O QUE FAZER.
- 1) Pode transcrever uma parte do trecho sobre a campanha de Lula, começando nas palavras "A horas tantas, José" e parando depois de "para o petista."?
- 2) Pode retomar o trecho sobre a campanha de Lula a partir do ponto em que ele para?

Enquanto isso, Lula, que ainda não havia se amasiado com construtoras como a Odebrecht, penava em aviões de carreira. Um dado dia, a comitiva do petista ficou travada em um aeroporto do interior do Paraná, esperando uma conexão que não chegava.

A horas tantas, José Carlos Espinoza, um metroviário que fazia as vezes de segurança de Lula, corpo de lutador de boxe, alma de filósofo, aproximou-se do chefe e desabafou: "Lula, se tudo der certo, absolutamente certo, e nada, nada der errado, nós estamos é ferrados" ("ferrados" não foi bem a palavra usada).

No dia da eleição, se acordei me sentindo roubado, fui dormir angustiado: a pesquisa boca de urna do Datafolha dava, como imaginado, o primeiro lugar para Collor, mas, no segundo lugar, havia empate técnico entre Lula e Brizola, com vantagem para o petista.

EXTRATO DE DADOS.
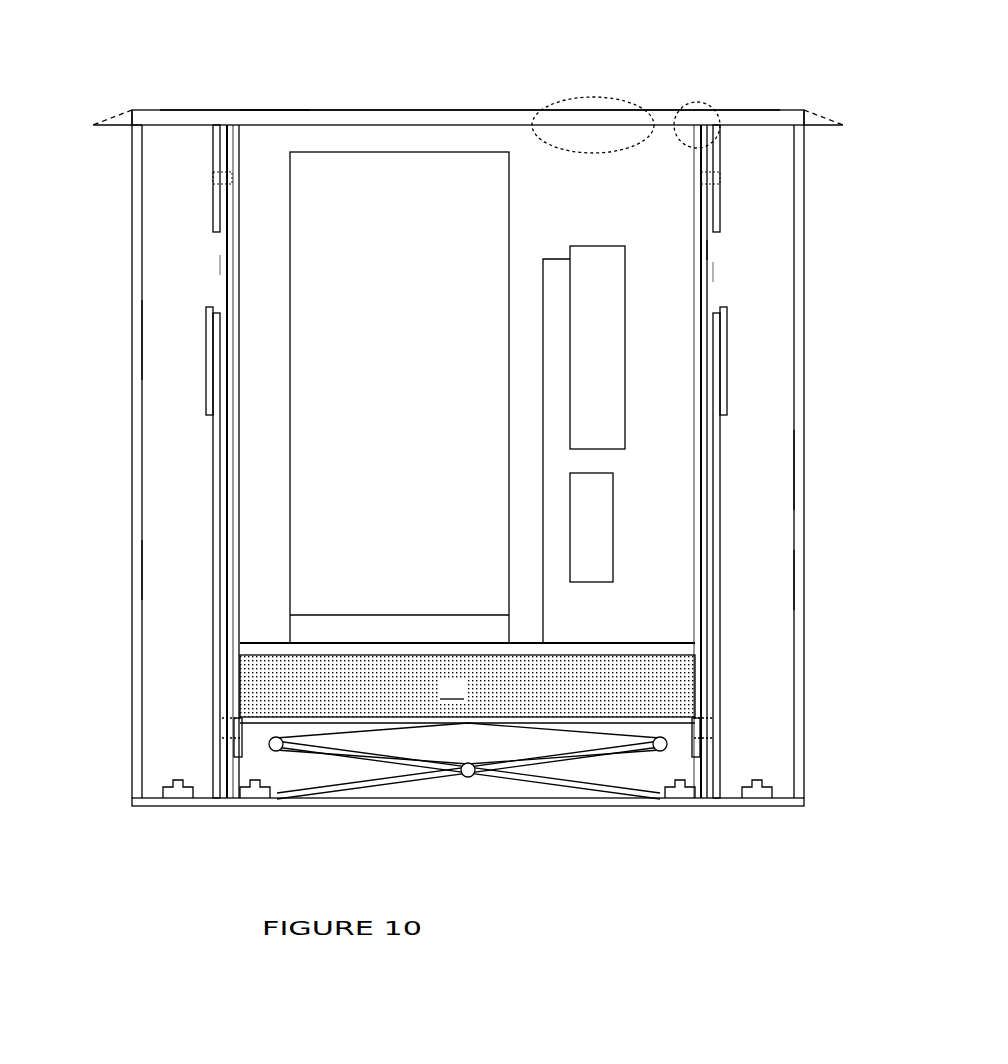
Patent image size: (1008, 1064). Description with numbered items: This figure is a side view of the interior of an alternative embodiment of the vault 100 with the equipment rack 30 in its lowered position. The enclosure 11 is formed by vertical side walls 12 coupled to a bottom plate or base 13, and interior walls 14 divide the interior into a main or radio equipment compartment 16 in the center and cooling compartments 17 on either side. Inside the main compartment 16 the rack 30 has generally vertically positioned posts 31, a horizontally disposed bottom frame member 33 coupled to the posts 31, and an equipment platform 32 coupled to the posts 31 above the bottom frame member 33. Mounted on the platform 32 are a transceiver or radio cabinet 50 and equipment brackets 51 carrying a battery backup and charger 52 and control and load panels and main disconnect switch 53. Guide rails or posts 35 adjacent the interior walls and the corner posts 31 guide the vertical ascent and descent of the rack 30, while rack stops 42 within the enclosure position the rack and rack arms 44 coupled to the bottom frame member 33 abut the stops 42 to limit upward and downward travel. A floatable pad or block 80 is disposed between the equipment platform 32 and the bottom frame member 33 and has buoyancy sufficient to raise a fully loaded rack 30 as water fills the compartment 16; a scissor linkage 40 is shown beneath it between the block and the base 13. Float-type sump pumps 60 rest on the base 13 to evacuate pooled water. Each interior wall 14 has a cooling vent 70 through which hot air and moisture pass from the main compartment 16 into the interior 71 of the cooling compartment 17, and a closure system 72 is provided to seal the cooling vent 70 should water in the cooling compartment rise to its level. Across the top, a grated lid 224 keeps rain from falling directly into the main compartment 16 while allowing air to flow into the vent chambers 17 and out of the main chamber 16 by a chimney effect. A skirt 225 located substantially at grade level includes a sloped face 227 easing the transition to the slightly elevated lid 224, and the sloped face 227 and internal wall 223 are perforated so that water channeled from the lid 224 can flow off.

The vault 100 is at (480, 29).
The enclosure 11 is at (697, 112).
The vertical side walls 12 is at (82, 266).
The bottom plate or base 13 is at (517, 800).
The interior wall 14 is at (213, 455).
The main or radio equipment compartment 16 is at (408, 128).
The cooling compartment 17 is at (152, 335).
The rack 30 is at (688, 727).
The posts 31 is at (240, 230).
The equipment platform 32 is at (590, 643).
The bottom frame member 33 is at (673, 728).
The guide rails or posts 35 is at (227, 250).
The scissor linkage 40 is at (360, 787).
The rack stops 42 is at (222, 178).
The rack arms 44 is at (232, 715).
The transceiver or radio cabinet 50 is at (370, 363).
The equipment brackets 51 is at (543, 258).
The battery backup and charger 52 is at (591, 527).
The control and load panels and main disconnect switch 53 is at (597, 347).
The sump pump 60 is at (178, 790).
The cooling vent 70 is at (220, 265).
The interior of the cooling compartment 71 is at (163, 576).
The closure system 72 is at (188, 343).
The floatable pad or block 80 is at (440, 699).
The internal wall 223 is at (136, 120).
The grated lid 224 is at (275, 110).
The skirt 225 is at (106, 130).
The sloped face 227 is at (122, 112).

RESPOSTAS ABAIXO.
- 1)
A horas tantas, José Carlos Espinoza, um metroviário que fazia as vezes de segurança de Lula, corpo de lutador de boxe, alma de filósofo, aproximou-se do chefe e desabafou: "Lula, se tudo der certo, absolutamente certo, e nada, nada der errado, nós estamos é ferrados" ("ferrados" não foi bem a palavra usada).

No dia da eleição, se acordei me sentindo roubado, fui dormir angustiado: a pesquisa boca de urna do Datafolha dava, como imaginado, o primeiro lugar para Collor, mas, no segundo lugar, havia empate técnico entre Lula e Brizola, com vantagem para o petista.

- 2)
Otavio Frias Filho, o diretor de Redação, convocou uma reunião atrás da outra para decidir a manchete do dia seguinte.

No limite para o fechamento, Antonio Manuel Teixeira Mendes, então responsável pelo Datafolha, explicou que o empate técnico estava no limite da margem de erro. Otavio bateu o martelo, e a manchete foi que Collor e Lula iriam para o segundo turno.

Era um risco, claro, ainda mais evidente quando as primeiras apurações colocaram Brizola à frente de Lula. Mas acabou sendo um acerto.

A "minha" eleição terminou ali. No segundo turno, fui cobrir o pleito no Chile e só voltei para votar.

A eleição de 1989

Data
15 de novembro de 1989

Candidatos a presidente
Fernando Collor (PRN)
Lula (PT) 
Brizola (PDT) 
Covas (PSDB)
Maluf (PDS) 

Slogan do vencedor
“O caçador de marajás”

População à época
142,3 milhões

PIB
alta de 3,2%

Inflação
1972,91%

Urbanização
78,2%

Expectativa de vida
66,9 anos

Músicas
“Entre Tapas e Beijos” (Leandro & Leonardo)
“Bem que se quis” (Marisa Monte)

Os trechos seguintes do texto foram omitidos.